**WHAT TO DO**: Write every line out verbatim and omit the pictures.

## START DATASET ROWS

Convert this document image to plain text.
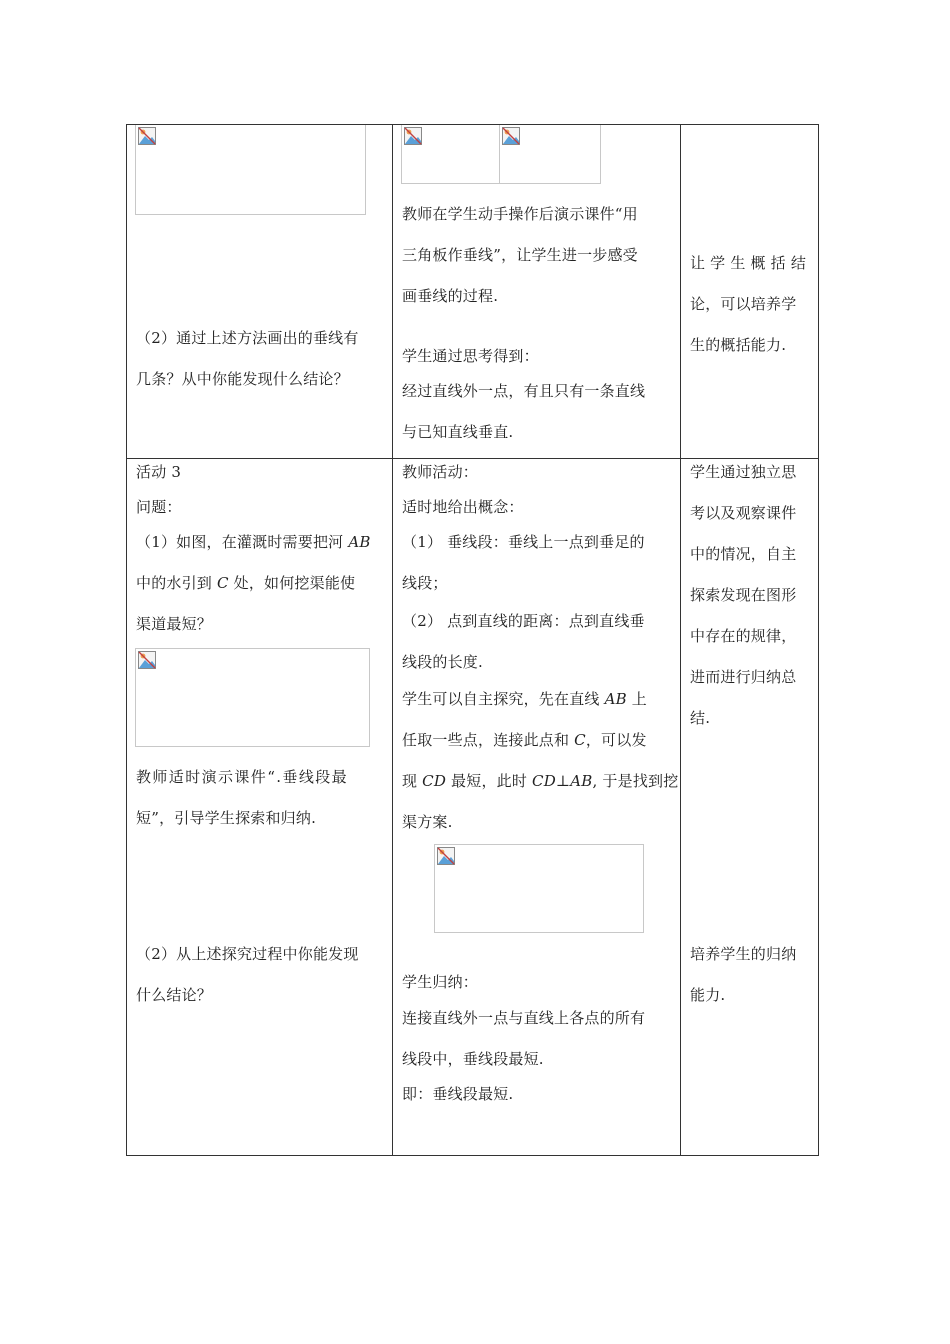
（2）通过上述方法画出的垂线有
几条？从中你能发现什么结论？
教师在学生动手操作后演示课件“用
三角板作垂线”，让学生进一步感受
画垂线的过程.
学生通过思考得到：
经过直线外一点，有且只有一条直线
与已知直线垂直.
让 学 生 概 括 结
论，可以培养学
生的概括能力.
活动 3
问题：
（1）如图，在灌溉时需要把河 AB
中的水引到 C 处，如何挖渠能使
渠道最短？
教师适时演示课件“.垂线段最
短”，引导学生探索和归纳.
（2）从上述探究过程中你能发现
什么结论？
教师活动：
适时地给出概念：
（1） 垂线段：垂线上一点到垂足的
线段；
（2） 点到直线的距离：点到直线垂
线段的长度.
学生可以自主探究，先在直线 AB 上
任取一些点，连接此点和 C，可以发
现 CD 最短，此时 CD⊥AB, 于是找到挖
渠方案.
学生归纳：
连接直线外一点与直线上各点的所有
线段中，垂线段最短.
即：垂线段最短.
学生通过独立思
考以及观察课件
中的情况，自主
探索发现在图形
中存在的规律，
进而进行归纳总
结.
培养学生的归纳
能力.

## END DATASET ROWS

**SOLUTION TO THIS TASK**:
Convert this document image to plain text.
（2）通过上述方法画出的垂线有
几条？从中你能发现什么结论？
教师在学生动手操作后演示课件“用
三角板作垂线”，让学生进一步感受
画垂线的过程.
学生通过思考得到：
经过直线外一点，有且只有一条直线
与已知直线垂直.
让 学 生 概 括 结
论，可以培养学
生的概括能力.
活动 3
问题：
（1）如图，在灌溉时需要把河 AB
中的水引到 C 处，如何挖渠能使
渠道最短？
教师适时演示课件“.垂线段最
短”，引导学生探索和归纳.
（2）从上述探究过程中你能发现
什么结论？
教师活动：
适时地给出概念：
（1） 垂线段：垂线上一点到垂足的
线段；
（2） 点到直线的距离：点到直线垂
线段的长度.
学生可以自主探究，先在直线 AB 上
任取一些点，连接此点和 C，可以发
现 CD 最短，此时 CD⊥AB, 于是找到挖
渠方案.
学生归纳：
连接直线外一点与直线上各点的所有
线段中，垂线段最短.
即：垂线段最短.
学生通过独立思
考以及观察课件
中的情况，自主
探索发现在图形
中存在的规律，
进而进行归纳总
结.
培养学生的归纳
能力.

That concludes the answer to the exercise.